_GIVEN REQUEST_
In your copy, leave out the pictures and repeat the entries below exactly.

_Raw records_
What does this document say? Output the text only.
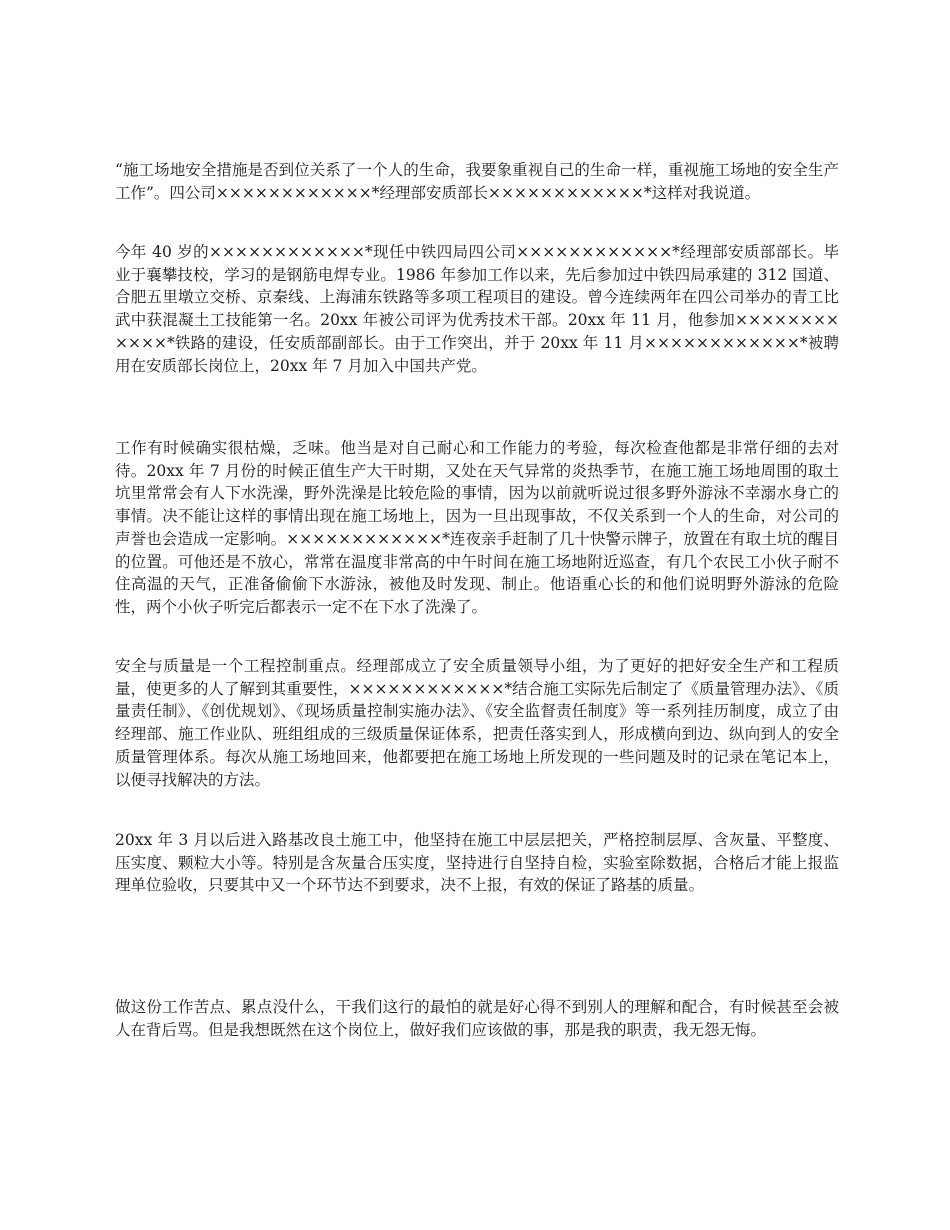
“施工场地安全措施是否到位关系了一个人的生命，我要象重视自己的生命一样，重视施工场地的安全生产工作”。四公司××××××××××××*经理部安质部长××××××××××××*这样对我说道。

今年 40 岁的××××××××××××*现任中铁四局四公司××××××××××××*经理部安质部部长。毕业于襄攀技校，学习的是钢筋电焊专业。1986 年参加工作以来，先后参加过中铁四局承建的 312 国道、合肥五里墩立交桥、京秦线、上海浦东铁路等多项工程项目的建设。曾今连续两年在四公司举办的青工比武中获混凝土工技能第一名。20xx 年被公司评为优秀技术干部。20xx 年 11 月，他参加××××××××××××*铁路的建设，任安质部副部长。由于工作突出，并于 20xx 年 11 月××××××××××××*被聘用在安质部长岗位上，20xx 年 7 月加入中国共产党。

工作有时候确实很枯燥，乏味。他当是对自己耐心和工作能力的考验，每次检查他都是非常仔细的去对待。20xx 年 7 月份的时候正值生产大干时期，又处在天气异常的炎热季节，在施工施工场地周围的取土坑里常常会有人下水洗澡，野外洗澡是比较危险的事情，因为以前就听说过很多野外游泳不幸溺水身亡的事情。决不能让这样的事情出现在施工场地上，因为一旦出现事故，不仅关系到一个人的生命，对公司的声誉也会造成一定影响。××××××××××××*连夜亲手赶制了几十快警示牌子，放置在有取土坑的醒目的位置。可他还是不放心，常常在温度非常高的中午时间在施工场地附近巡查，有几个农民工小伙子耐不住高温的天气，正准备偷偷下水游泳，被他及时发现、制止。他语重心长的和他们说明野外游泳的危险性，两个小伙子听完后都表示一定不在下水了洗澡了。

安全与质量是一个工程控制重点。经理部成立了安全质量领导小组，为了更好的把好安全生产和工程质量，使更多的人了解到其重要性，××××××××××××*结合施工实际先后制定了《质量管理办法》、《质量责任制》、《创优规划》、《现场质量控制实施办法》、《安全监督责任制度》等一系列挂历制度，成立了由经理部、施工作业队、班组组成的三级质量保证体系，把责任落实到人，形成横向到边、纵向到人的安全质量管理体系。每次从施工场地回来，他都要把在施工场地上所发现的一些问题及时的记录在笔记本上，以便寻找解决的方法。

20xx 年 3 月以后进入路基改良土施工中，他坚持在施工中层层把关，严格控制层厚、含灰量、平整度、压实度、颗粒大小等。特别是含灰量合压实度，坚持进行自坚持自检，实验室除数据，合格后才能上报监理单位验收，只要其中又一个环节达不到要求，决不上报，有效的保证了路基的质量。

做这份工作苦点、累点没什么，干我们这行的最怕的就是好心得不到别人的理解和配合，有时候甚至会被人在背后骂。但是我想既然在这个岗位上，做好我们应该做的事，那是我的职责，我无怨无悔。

_SOLUTION TO THE PROBLEM_
What does this document say? Output the text only.
“施工场地安全措施是否到位关系了一个人的生命，我要象重视自己的生命一样，重视施工场地的安全生产工作”。四公司××××××××××××*经理部安质部长××××××××××××*这样对我说道。

今年 40 岁的××××××××××××*现任中铁四局四公司××××××××××××*经理部安质部部长。毕业于襄攀技校，学习的是钢筋电焊专业。1986 年参加工作以来，先后参加过中铁四局承建的 312 国道、合肥五里墩立交桥、京秦线、上海浦东铁路等多项工程项目的建设。曾今连续两年在四公司举办的青工比武中获混凝土工技能第一名。20xx 年被公司评为优秀技术干部。20xx 年 11 月，他参加××××××××××××*铁路的建设，任安质部副部长。由于工作突出，并于 20xx 年 11 月××××××××××××*被聘用在安质部长岗位上，20xx 年 7 月加入中国共产党。

工作有时候确实很枯燥，乏味。他当是对自己耐心和工作能力的考验，每次检查他都是非常仔细的去对待。20xx 年 7 月份的时候正值生产大干时期，又处在天气异常的炎热季节，在施工施工场地周围的取土坑里常常会有人下水洗澡，野外洗澡是比较危险的事情，因为以前就听说过很多野外游泳不幸溺水身亡的事情。决不能让这样的事情出现在施工场地上，因为一旦出现事故，不仅关系到一个人的生命，对公司的声誉也会造成一定影响。××××××××××××*连夜亲手赶制了几十快警示牌子，放置在有取土坑的醒目的位置。可他还是不放心，常常在温度非常高的中午时间在施工场地附近巡查，有几个农民工小伙子耐不住高温的天气，正准备偷偷下水游泳，被他及时发现、制止。他语重心长的和他们说明野外游泳的危险性，两个小伙子听完后都表示一定不在下水了洗澡了。

安全与质量是一个工程控制重点。经理部成立了安全质量领导小组，为了更好的把好安全生产和工程质量，使更多的人了解到其重要性，××××××××××××*结合施工实际先后制定了《质量管理办法》、《质量责任制》、《创优规划》、《现场质量控制实施办法》、《安全监督责任制度》等一系列挂历制度，成立了由经理部、施工作业队、班组组成的三级质量保证体系，把责任落实到人，形成横向到边、纵向到人的安全质量管理体系。每次从施工场地回来，他都要把在施工场地上所发现的一些问题及时的记录在笔记本上，以便寻找解决的方法。

20xx 年 3 月以后进入路基改良土施工中，他坚持在施工中层层把关，严格控制层厚、含灰量、平整度、压实度、颗粒大小等。特别是含灰量合压实度，坚持进行自坚持自检，实验室除数据，合格后才能上报监理单位验收，只要其中又一个环节达不到要求，决不上报，有效的保证了路基的质量。

做这份工作苦点、累点没什么，干我们这行的最怕的就是好心得不到别人的理解和配合，有时候甚至会被人在背后骂。但是我想既然在这个岗位上，做好我们应该做的事，那是我的职责，我无怨无悔。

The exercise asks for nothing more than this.